[Stored records]

(begin)

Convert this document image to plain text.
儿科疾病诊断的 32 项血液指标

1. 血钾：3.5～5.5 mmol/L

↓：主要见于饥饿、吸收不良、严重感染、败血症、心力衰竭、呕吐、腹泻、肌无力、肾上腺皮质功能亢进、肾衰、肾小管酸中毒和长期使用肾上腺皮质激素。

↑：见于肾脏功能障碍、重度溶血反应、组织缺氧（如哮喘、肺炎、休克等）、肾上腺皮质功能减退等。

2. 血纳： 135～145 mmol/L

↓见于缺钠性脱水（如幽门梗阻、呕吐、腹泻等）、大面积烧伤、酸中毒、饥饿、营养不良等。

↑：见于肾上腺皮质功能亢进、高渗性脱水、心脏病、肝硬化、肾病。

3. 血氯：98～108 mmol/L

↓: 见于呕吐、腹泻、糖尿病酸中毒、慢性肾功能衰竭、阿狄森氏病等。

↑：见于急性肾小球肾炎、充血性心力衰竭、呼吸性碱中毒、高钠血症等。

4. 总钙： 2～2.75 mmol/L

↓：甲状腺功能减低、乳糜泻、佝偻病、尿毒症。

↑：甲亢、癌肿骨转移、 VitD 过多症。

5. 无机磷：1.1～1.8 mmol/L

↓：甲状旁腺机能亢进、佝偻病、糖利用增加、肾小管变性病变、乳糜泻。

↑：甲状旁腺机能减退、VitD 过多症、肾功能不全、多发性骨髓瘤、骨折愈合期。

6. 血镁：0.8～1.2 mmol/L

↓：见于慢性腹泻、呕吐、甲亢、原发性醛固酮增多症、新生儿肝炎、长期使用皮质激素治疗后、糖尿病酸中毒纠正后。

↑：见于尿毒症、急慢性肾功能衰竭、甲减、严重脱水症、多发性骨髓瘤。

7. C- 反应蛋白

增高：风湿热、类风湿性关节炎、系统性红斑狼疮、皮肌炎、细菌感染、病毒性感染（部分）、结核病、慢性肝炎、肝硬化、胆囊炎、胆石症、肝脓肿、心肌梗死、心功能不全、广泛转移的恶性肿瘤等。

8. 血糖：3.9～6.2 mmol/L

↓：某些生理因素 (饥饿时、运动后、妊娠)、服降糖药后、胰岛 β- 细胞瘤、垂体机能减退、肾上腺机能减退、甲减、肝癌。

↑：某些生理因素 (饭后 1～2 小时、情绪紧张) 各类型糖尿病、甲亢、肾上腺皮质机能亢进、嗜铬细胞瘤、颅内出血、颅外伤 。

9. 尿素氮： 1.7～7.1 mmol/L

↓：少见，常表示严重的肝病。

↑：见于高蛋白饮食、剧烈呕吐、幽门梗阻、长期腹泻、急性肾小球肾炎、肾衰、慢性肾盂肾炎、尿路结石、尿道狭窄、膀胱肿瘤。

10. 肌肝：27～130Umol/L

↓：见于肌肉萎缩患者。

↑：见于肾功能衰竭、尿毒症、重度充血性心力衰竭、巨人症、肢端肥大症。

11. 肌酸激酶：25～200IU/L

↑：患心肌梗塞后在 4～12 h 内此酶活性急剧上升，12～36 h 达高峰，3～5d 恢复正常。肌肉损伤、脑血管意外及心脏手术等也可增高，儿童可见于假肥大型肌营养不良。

(end)

WORK INSTRUCTIONS
Make an exact copy of the records.

EXERCISE ANSWER
Convert this document image to plain text.
儿科疾病诊断的 32 项血液指标

1. 血钾：3.5～5.5 mmol/L

↓：主要见于饥饿、吸收不良、严重感染、败血症、心力衰竭、呕吐、腹泻、肌无力、肾上腺皮质功能亢进、肾衰、肾小管酸中毒和长期使用肾上腺皮质激素。

↑：见于肾脏功能障碍、重度溶血反应、组织缺氧（如哮喘、肺炎、休克等）、肾上腺皮质功能减退等。

2. 血纳： 135～145 mmol/L

↓见于缺钠性脱水（如幽门梗阻、呕吐、腹泻等）、大面积烧伤、酸中毒、饥饿、营养不良等。

↑：见于肾上腺皮质功能亢进、高渗性脱水、心脏病、肝硬化、肾病。

3. 血氯：98～108 mmol/L

↓: 见于呕吐、腹泻、糖尿病酸中毒、慢性肾功能衰竭、阿狄森氏病等。

↑：见于急性肾小球肾炎、充血性心力衰竭、呼吸性碱中毒、高钠血症等。

4. 总钙： 2～2.75 mmol/L

↓：甲状腺功能减低、乳糜泻、佝偻病、尿毒症。

↑：甲亢、癌肿骨转移、 VitD 过多症。

5. 无机磷：1.1～1.8 mmol/L

↓：甲状旁腺机能亢进、佝偻病、糖利用增加、肾小管变性病变、乳糜泻。

↑：甲状旁腺机能减退、VitD 过多症、肾功能不全、多发性骨髓瘤、骨折愈合期。

6. 血镁：0.8～1.2 mmol/L

↓：见于慢性腹泻、呕吐、甲亢、原发性醛固酮增多症、新生儿肝炎、长期使用皮质激素治疗后、糖尿病酸中毒纠正后。

↑：见于尿毒症、急慢性肾功能衰竭、甲减、严重脱水症、多发性骨髓瘤。

7. C- 反应蛋白

增高：风湿热、类风湿性关节炎、系统性红斑狼疮、皮肌炎、细菌感染、病毒性感染（部分）、结核病、慢性肝炎、肝硬化、胆囊炎、胆石症、肝脓肿、心肌梗死、心功能不全、广泛转移的恶性肿瘤等。

8. 血糖：3.9～6.2 mmol/L

↓：某些生理因素 (饥饿时、运动后、妊娠)、服降糖药后、胰岛 β- 细胞瘤、垂体机能减退、肾上腺机能减退、甲减、肝癌。

↑：某些生理因素 (饭后 1～2 小时、情绪紧张) 各类型糖尿病、甲亢、肾上腺皮质机能亢进、嗜铬细胞瘤、颅内出血、颅外伤 。

9. 尿素氮： 1.7～7.1 mmol/L

↓：少见，常表示严重的肝病。

↑：见于高蛋白饮食、剧烈呕吐、幽门梗阻、长期腹泻、急性肾小球肾炎、肾衰、慢性肾盂肾炎、尿路结石、尿道狭窄、膀胱肿瘤。

10. 肌肝：27～130Umol/L

↓：见于肌肉萎缩患者。

↑：见于肾功能衰竭、尿毒症、重度充血性心力衰竭、巨人症、肢端肥大症。

11. 肌酸激酶：25～200IU/L

↑：患心肌梗塞后在 4～12 h 内此酶活性急剧上升，12～36 h 达高峰，3～5d 恢复正常。肌肉损伤、脑血管意外及心脏手术等也可增高，儿童可见于假肥大型肌营养不良。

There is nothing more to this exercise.